Aim of the exercise
Compile every line that includes the word "Προσφορά".

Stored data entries
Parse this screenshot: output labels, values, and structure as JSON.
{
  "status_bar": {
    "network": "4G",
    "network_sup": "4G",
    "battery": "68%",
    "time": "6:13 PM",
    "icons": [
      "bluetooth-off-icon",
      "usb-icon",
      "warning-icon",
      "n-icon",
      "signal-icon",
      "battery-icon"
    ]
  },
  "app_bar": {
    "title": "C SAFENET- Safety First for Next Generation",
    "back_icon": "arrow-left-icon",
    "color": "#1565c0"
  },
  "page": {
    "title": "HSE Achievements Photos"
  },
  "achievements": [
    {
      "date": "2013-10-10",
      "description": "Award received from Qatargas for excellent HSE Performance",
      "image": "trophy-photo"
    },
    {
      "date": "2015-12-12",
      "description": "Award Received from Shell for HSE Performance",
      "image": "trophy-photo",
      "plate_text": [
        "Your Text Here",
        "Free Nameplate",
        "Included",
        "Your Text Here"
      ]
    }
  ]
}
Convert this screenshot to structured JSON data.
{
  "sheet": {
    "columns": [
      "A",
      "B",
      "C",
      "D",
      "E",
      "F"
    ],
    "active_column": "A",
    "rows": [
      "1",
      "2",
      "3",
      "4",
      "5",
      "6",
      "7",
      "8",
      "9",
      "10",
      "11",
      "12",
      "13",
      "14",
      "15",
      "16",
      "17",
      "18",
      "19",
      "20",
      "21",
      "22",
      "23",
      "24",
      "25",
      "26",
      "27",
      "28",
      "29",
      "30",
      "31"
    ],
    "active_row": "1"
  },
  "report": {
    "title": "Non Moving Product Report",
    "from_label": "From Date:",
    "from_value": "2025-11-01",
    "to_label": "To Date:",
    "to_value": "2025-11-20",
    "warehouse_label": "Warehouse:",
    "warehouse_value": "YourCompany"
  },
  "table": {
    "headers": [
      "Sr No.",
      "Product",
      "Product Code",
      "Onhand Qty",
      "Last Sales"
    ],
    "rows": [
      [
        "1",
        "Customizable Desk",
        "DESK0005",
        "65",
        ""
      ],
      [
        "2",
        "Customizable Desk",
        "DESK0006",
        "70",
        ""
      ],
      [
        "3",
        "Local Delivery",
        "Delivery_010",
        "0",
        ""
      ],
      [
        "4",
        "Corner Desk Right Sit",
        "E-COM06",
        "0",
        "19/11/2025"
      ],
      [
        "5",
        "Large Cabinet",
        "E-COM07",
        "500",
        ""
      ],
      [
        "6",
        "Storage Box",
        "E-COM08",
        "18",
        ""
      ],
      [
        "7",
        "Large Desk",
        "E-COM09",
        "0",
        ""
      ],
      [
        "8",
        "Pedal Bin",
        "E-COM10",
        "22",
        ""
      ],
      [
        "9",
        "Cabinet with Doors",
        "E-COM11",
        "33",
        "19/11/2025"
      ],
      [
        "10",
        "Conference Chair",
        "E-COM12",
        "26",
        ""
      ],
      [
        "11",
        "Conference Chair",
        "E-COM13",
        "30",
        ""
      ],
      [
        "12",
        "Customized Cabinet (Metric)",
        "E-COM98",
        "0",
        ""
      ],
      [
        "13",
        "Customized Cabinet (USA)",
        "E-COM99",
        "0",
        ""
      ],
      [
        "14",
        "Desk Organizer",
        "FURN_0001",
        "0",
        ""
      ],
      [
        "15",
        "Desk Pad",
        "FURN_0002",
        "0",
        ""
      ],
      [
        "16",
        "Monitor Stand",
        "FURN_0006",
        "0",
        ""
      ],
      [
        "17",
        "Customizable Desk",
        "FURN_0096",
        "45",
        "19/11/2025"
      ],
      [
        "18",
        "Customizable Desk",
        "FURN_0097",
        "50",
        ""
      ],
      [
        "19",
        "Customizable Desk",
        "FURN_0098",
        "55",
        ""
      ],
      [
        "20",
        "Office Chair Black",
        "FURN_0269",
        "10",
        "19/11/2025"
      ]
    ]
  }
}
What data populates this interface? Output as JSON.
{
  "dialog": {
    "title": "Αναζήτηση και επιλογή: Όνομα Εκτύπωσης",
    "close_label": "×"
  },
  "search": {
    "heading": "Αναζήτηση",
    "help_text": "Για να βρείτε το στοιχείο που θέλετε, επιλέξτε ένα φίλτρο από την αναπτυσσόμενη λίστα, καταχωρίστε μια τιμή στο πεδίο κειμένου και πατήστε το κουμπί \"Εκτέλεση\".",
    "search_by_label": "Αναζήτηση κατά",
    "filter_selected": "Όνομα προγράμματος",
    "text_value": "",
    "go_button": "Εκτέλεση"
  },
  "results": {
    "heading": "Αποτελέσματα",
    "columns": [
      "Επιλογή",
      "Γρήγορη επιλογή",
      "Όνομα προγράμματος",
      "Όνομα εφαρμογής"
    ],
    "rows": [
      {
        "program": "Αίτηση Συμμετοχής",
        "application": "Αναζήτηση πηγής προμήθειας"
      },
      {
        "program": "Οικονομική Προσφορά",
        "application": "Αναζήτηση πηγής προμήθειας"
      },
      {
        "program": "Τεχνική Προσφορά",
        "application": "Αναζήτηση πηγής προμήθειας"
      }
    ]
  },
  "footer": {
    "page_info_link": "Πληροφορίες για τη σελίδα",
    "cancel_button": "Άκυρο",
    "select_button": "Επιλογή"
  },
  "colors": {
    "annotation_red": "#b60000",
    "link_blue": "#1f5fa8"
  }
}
==
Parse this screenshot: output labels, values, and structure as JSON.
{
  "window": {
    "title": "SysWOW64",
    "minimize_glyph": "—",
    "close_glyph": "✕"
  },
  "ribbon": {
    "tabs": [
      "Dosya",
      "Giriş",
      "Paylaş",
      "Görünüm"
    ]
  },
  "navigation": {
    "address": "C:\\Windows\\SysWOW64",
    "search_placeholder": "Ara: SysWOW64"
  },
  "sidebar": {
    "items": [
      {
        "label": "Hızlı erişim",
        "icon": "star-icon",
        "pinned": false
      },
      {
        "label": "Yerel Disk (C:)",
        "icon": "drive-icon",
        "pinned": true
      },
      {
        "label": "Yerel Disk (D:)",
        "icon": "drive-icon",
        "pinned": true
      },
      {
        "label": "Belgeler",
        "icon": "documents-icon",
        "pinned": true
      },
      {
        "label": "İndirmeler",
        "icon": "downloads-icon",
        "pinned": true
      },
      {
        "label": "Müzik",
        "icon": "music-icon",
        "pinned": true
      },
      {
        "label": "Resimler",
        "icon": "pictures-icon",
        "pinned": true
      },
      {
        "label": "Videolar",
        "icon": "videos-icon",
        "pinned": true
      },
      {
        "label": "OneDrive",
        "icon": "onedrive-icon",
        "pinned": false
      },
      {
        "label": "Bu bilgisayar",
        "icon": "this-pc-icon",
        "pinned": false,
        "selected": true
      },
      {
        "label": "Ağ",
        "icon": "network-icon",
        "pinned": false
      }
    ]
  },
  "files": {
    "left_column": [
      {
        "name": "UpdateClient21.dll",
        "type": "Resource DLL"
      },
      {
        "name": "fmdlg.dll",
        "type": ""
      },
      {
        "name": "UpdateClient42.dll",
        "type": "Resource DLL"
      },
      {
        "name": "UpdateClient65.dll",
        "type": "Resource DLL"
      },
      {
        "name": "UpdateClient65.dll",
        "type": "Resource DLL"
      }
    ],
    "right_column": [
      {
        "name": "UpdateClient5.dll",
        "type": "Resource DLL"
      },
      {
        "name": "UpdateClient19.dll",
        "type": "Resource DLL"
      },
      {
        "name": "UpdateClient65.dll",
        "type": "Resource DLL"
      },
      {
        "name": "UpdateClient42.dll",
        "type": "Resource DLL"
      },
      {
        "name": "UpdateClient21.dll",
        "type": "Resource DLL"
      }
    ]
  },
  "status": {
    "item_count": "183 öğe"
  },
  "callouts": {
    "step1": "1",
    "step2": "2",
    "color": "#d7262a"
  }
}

Reply to the exercise
        "program": "Οικονομική Προσφορά",
        "program": "Τεχνική Προσφορά",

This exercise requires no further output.